ROWS:
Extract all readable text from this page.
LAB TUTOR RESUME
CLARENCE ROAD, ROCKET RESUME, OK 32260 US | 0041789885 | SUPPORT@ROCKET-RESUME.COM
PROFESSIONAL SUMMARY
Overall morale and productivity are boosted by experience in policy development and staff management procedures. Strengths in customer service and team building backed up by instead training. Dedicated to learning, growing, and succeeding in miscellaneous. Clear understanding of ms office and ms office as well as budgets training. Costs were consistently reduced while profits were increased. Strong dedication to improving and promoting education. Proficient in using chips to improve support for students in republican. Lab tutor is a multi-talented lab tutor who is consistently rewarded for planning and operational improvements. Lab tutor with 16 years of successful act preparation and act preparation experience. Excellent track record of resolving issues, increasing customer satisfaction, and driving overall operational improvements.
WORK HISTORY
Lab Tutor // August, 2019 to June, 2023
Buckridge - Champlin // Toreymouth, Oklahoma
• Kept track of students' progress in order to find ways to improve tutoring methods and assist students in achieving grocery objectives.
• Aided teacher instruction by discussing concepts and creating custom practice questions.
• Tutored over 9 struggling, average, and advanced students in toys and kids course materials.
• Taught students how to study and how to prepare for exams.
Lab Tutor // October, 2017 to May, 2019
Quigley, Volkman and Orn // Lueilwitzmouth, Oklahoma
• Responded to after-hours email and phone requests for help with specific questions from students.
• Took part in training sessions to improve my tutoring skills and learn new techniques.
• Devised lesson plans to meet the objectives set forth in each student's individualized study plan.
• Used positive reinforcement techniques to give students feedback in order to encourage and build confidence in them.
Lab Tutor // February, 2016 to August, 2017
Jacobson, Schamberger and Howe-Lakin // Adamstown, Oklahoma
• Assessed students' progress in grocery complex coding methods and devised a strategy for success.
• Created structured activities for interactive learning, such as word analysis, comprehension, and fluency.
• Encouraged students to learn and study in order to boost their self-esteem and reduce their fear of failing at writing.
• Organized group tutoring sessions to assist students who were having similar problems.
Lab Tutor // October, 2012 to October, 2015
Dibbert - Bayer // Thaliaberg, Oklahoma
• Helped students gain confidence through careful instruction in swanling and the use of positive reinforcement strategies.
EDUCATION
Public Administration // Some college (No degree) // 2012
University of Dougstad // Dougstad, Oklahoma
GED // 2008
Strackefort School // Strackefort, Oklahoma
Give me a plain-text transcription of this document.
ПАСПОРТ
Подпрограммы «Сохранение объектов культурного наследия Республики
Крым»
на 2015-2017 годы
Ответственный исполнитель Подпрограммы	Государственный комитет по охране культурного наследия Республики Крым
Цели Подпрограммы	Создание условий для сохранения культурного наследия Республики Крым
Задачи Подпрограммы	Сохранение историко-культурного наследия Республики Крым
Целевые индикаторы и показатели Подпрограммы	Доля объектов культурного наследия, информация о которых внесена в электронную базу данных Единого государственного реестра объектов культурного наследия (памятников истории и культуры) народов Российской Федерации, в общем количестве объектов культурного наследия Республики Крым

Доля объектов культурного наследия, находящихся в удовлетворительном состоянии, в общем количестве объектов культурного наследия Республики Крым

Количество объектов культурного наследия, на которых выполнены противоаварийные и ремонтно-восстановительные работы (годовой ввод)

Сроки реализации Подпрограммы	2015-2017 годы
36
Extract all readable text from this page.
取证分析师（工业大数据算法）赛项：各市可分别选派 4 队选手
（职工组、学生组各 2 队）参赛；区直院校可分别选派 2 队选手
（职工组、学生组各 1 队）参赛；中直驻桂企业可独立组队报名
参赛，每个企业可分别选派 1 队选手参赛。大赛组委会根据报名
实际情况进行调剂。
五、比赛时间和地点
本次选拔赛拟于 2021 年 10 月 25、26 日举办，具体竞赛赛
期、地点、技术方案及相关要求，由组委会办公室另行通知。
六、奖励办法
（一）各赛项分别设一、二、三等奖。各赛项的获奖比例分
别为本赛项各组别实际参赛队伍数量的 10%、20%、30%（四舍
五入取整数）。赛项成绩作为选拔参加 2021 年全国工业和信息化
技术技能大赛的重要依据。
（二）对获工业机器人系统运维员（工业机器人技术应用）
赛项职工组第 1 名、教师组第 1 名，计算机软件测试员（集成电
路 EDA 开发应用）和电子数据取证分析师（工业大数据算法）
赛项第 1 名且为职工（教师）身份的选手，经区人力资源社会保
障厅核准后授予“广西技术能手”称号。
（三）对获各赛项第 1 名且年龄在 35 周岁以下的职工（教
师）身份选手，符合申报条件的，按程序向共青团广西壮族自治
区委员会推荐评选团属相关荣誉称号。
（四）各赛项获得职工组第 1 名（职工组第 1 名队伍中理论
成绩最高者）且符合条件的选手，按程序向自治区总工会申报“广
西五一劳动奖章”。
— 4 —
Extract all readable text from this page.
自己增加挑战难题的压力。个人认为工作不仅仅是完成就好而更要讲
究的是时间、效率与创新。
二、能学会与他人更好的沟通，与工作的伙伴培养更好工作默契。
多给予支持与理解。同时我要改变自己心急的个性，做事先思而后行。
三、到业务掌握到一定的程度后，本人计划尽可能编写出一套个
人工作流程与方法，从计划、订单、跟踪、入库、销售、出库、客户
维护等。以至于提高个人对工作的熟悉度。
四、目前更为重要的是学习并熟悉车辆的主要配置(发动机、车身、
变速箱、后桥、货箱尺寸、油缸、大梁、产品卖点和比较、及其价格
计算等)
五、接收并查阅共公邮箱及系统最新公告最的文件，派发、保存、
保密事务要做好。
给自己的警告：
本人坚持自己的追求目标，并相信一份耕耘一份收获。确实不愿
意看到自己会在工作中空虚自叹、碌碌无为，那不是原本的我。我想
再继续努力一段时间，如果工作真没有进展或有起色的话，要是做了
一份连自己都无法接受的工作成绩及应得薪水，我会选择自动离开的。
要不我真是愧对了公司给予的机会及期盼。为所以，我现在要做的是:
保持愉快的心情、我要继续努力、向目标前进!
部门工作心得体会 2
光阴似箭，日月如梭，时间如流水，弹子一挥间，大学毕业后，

GOAL:
In the material above, find each line that contains the word "годы", and select it.

WRITTEN RESPONSE:
на 2015-2017 годы
Сроки реализации Подпрограммы	2015-2017 годы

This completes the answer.